** START Source records **
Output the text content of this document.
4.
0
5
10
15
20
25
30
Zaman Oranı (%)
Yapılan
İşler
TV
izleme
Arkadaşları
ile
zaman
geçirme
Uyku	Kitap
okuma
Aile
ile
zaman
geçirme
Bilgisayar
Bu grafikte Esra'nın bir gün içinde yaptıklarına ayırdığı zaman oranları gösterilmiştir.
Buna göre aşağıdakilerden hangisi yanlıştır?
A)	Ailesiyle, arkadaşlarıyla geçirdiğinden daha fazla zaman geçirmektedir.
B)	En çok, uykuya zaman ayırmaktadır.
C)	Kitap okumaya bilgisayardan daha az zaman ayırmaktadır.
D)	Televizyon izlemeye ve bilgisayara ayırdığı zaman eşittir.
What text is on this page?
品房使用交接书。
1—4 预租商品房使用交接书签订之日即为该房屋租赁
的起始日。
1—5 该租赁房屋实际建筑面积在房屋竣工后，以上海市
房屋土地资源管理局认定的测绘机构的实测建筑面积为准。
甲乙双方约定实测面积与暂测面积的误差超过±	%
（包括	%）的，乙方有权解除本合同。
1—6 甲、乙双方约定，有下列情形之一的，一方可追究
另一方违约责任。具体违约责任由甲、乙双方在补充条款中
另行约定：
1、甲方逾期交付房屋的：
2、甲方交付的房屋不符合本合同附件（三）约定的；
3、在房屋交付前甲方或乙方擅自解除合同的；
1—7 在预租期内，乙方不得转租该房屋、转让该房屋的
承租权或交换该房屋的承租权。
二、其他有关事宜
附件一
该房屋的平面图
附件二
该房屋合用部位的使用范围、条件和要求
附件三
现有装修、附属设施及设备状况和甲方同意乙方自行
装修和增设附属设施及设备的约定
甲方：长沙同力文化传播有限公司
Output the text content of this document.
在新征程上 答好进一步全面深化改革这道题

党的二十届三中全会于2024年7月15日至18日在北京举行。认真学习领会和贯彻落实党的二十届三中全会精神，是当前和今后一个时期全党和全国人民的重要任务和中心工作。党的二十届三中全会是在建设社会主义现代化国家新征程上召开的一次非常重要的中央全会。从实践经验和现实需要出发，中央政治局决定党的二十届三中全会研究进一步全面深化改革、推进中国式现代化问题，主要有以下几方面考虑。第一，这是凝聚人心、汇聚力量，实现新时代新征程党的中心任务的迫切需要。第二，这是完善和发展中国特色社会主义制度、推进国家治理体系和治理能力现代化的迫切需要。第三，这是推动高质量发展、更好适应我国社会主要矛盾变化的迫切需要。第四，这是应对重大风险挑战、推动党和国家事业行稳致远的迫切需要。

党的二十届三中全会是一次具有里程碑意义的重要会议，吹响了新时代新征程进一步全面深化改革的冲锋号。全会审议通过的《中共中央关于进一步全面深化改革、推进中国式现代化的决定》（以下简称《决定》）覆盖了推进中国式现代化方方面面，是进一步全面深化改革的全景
** END Source records **
**Do this:** Set down each entry again, unchanged.

**Task response:**
Output the text content of this document.
4.
0
5
10
15
20
25
30
Zaman Oranı (%)
Yapılan
İşler
TV
izleme
Arkadaşları
ile
zaman
geçirme
Uyku	Kitap
okuma
Aile
ile
zaman
geçirme
Bilgisayar
Bu grafikte Esra'nın bir gün içinde yaptıklarına ayırdığı zaman oranları gösterilmiştir.
Buna göre aşağıdakilerden hangisi yanlıştır?
A)	Ailesiyle, arkadaşlarıyla geçirdiğinden daha fazla zaman geçirmektedir.
B)	En çok, uykuya zaman ayırmaktadır.
C)	Kitap okumaya bilgisayardan daha az zaman ayırmaktadır.
D)	Televizyon izlemeye ve bilgisayara ayırdığı zaman eşittir.
What text is on this page?
品房使用交接书。
1—4 预租商品房使用交接书签订之日即为该房屋租赁
的起始日。
1—5 该租赁房屋实际建筑面积在房屋竣工后，以上海市
房屋土地资源管理局认定的测绘机构的实测建筑面积为准。
甲乙双方约定实测面积与暂测面积的误差超过±	%
（包括	%）的，乙方有权解除本合同。
1—6 甲、乙双方约定，有下列情形之一的，一方可追究
另一方违约责任。具体违约责任由甲、乙双方在补充条款中
另行约定：
1、甲方逾期交付房屋的：
2、甲方交付的房屋不符合本合同附件（三）约定的；
3、在房屋交付前甲方或乙方擅自解除合同的；
1—7 在预租期内，乙方不得转租该房屋、转让该房屋的
承租权或交换该房屋的承租权。
二、其他有关事宜
附件一
该房屋的平面图
附件二
该房屋合用部位的使用范围、条件和要求
附件三
现有装修、附属设施及设备状况和甲方同意乙方自行
装修和增设附属设施及设备的约定
甲方：长沙同力文化传播有限公司
Output the text content of this document.
在新征程上 答好进一步全面深化改革这道题

党的二十届三中全会于2024年7月15日至18日在北京举行。认真学习领会和贯彻落实党的二十届三中全会精神，是当前和今后一个时期全党和全国人民的重要任务和中心工作。党的二十届三中全会是在建设社会主义现代化国家新征程上召开的一次非常重要的中央全会。从实践经验和现实需要出发，中央政治局决定党的二十届三中全会研究进一步全面深化改革、推进中国式现代化问题，主要有以下几方面考虑。第一，这是凝聚人心、汇聚力量，实现新时代新征程党的中心任务的迫切需要。第二，这是完善和发展中国特色社会主义制度、推进国家治理体系和治理能力现代化的迫切需要。第三，这是推动高质量发展、更好适应我国社会主要矛盾变化的迫切需要。第四，这是应对重大风险挑战、推动党和国家事业行稳致远的迫切需要。

党的二十届三中全会是一次具有里程碑意义的重要会议，吹响了新时代新征程进一步全面深化改革的冲锋号。全会审议通过的《中共中央关于进一步全面深化改革、推进中国式现代化的决定》（以下简称《决定》）覆盖了推进中国式现代化方方面面，是进一步全面深化改革的全景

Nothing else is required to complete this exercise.